-- start of TASK DATA --

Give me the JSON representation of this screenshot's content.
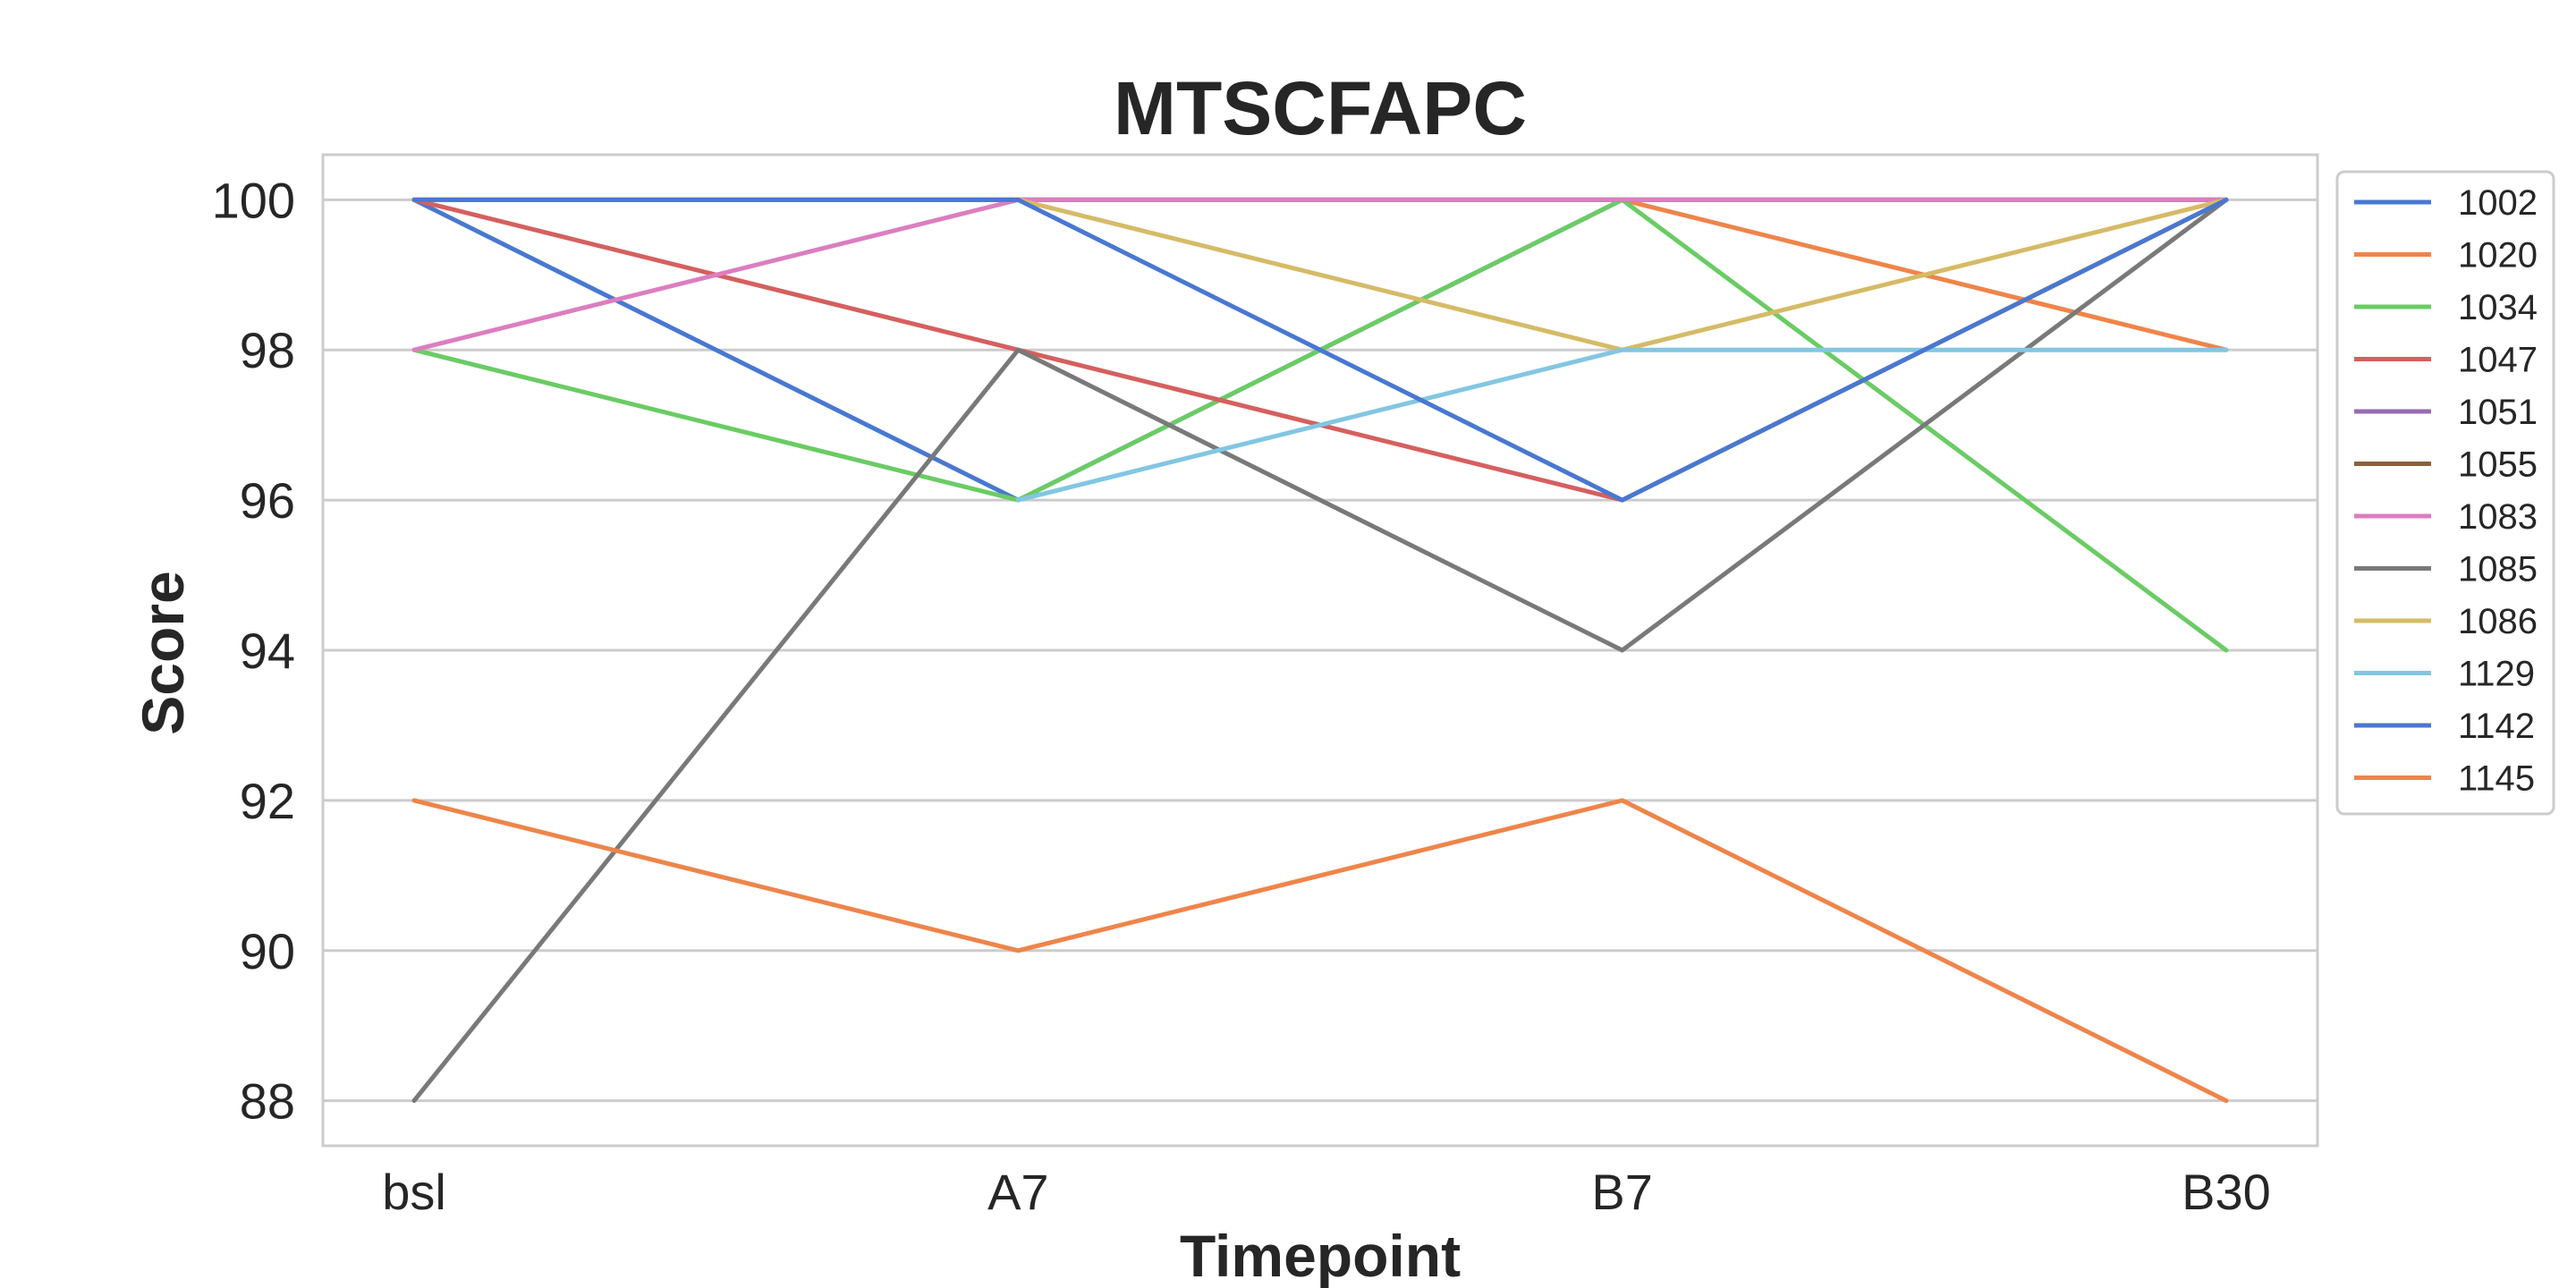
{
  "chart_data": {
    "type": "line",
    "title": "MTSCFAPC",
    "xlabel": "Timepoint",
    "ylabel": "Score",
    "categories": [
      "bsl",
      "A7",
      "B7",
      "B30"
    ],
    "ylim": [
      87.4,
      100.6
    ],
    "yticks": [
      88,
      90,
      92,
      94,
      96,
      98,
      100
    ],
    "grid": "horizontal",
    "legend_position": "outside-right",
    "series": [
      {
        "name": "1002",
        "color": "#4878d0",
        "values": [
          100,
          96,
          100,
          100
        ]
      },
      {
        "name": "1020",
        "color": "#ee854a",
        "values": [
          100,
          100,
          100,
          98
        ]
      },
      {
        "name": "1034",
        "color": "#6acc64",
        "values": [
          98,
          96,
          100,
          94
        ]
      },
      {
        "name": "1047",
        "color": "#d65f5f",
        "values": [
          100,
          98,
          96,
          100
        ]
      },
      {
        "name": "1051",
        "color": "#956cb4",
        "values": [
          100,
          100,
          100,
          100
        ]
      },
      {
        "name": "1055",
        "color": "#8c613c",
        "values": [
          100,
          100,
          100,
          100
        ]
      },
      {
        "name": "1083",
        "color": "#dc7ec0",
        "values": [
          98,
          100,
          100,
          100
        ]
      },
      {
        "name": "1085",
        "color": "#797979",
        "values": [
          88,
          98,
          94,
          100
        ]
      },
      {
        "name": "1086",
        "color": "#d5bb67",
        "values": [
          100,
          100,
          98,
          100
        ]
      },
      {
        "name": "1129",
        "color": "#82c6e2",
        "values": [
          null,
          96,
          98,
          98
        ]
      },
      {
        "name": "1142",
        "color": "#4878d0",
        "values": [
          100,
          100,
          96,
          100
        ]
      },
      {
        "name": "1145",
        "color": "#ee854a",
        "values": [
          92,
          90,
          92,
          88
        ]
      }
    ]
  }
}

-- end of TASK DATA --
-- start of TASK DATA --

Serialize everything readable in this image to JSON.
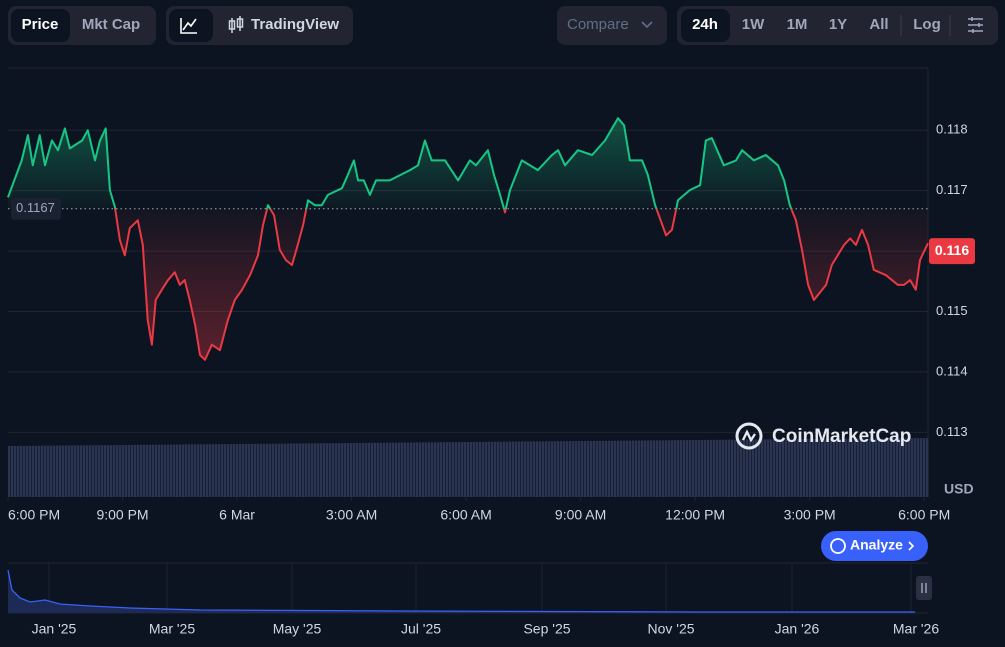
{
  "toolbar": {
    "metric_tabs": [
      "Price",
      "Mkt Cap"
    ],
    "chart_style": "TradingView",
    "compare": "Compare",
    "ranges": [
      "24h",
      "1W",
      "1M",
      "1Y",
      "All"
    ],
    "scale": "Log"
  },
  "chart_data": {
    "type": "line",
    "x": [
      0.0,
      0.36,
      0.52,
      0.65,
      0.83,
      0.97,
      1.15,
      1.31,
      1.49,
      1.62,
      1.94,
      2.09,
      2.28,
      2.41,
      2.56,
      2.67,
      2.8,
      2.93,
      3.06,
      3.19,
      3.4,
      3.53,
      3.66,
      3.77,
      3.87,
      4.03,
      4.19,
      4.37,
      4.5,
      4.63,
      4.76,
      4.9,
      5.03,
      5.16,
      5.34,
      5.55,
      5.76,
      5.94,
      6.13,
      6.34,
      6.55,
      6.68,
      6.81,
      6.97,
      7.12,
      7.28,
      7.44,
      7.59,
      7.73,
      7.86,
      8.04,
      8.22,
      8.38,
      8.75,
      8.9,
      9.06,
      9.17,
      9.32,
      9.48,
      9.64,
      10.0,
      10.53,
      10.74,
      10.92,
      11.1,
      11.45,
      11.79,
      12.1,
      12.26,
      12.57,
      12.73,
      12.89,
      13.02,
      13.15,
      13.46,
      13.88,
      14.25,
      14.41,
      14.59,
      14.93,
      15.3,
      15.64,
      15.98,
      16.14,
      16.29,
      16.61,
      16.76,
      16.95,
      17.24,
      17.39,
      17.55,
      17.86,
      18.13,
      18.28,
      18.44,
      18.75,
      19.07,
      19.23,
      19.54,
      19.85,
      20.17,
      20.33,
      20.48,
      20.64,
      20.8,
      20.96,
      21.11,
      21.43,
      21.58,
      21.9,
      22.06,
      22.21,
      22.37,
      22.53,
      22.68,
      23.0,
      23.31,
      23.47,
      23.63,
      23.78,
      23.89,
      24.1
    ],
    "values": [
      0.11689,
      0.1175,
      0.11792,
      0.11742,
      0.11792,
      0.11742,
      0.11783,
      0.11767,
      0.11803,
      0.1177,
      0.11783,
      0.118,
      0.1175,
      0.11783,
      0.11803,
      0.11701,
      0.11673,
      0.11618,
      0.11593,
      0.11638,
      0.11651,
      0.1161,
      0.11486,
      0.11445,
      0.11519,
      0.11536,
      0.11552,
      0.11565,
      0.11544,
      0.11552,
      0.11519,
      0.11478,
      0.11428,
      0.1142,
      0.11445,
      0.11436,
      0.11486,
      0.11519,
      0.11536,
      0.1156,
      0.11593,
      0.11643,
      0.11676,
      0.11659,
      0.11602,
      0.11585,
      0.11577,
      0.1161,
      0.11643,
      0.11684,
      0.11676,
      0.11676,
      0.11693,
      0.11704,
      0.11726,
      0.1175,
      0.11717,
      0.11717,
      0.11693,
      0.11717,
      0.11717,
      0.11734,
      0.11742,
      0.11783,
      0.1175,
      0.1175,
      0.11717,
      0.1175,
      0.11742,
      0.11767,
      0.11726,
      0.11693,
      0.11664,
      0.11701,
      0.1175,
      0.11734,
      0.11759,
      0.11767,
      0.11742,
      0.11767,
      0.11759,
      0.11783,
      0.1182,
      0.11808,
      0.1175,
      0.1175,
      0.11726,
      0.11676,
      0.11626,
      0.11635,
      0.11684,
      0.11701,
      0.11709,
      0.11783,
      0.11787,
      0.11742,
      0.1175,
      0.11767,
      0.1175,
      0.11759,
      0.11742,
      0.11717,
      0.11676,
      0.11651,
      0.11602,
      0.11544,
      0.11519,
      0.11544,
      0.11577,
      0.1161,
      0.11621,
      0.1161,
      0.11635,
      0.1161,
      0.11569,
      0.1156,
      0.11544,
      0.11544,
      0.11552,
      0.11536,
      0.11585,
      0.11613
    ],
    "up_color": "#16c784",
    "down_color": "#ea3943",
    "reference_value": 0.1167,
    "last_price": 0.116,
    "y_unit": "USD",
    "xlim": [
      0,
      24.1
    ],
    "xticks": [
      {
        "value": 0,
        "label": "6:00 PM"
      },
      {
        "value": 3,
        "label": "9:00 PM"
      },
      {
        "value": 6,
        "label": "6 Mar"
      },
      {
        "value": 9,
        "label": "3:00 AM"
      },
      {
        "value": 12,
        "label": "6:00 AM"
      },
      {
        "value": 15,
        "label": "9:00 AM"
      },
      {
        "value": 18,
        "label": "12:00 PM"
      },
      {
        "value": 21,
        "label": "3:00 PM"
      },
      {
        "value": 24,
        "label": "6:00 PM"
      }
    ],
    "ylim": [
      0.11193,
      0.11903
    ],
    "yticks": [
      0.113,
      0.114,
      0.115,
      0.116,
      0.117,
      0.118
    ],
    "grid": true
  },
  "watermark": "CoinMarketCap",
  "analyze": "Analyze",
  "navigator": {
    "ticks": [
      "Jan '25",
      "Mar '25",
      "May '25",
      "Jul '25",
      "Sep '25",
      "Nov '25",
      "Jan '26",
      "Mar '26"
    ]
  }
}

-- end of TASK DATA --
-- start of TASK DATA --

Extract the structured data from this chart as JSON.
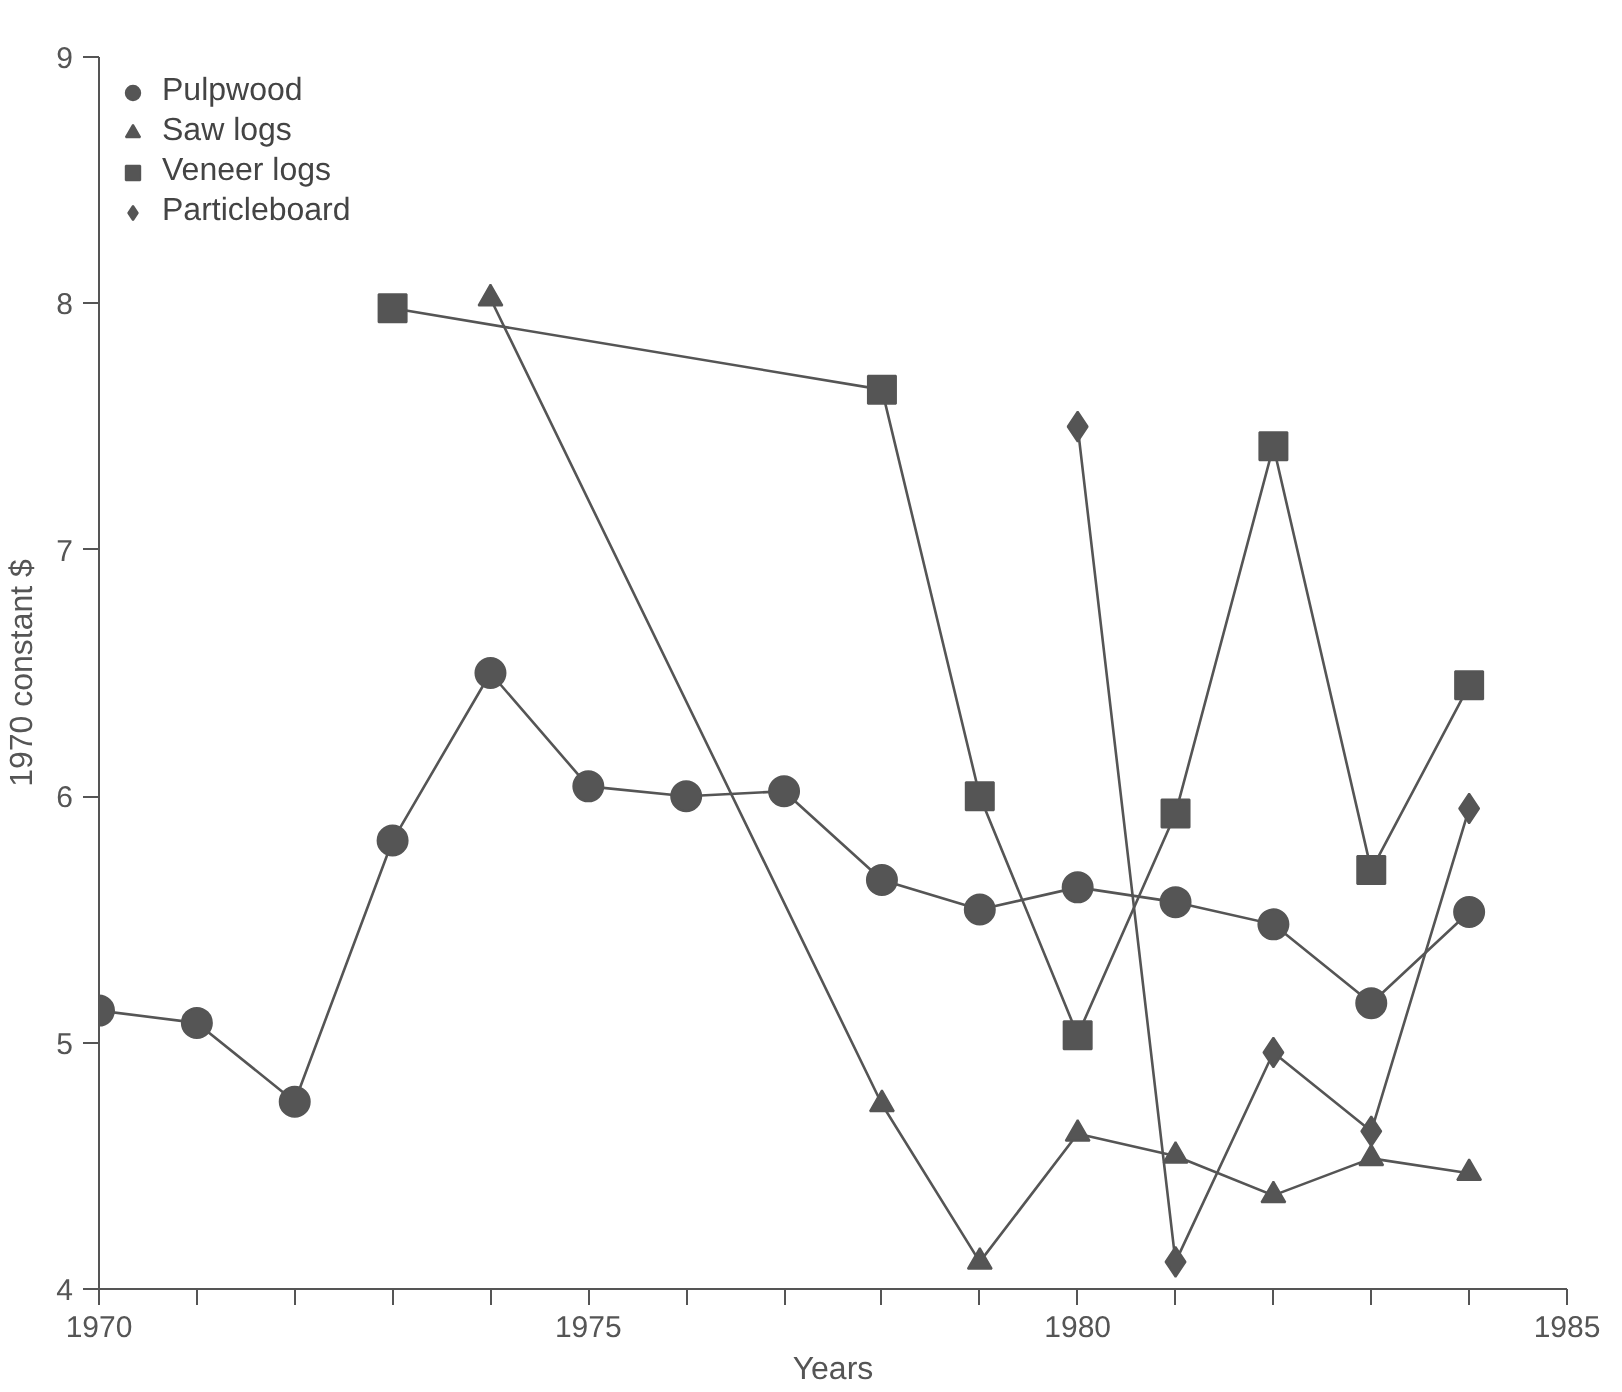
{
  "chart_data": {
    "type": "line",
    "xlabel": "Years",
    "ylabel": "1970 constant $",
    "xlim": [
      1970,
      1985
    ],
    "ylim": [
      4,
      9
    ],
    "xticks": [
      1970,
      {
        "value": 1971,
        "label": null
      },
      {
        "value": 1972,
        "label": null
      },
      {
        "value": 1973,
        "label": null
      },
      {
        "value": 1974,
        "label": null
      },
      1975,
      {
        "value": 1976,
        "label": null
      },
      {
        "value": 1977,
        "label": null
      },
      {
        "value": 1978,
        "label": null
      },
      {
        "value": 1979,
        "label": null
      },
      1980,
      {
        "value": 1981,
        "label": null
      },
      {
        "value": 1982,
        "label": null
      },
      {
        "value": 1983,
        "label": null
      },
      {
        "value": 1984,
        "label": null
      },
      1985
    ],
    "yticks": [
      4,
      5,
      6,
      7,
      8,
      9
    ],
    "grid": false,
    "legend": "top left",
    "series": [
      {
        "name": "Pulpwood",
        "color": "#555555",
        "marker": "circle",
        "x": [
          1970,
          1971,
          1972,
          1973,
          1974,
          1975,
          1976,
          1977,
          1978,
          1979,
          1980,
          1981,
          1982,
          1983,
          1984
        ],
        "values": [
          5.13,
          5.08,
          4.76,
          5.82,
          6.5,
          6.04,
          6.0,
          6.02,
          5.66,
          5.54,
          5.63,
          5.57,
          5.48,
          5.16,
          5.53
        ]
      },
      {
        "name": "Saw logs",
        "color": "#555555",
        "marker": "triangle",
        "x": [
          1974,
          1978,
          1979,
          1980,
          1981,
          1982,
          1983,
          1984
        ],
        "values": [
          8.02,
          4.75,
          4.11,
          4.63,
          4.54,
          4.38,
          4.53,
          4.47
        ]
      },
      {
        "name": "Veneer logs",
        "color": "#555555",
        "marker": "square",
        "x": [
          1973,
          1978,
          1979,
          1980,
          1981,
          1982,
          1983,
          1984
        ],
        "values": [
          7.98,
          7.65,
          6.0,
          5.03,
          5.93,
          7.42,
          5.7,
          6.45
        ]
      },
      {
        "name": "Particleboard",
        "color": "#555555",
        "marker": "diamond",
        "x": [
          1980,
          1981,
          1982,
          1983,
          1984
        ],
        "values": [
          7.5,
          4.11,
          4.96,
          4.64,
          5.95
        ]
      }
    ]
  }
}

-- end of TASK DATA --

__TASK OBJECTIVE__:
Locate and copy each line in the data above that includes the word "grid".

__COMPLETE ANSWER__:
    "grid": "horizontal",
    "grid": true
    "grid": false,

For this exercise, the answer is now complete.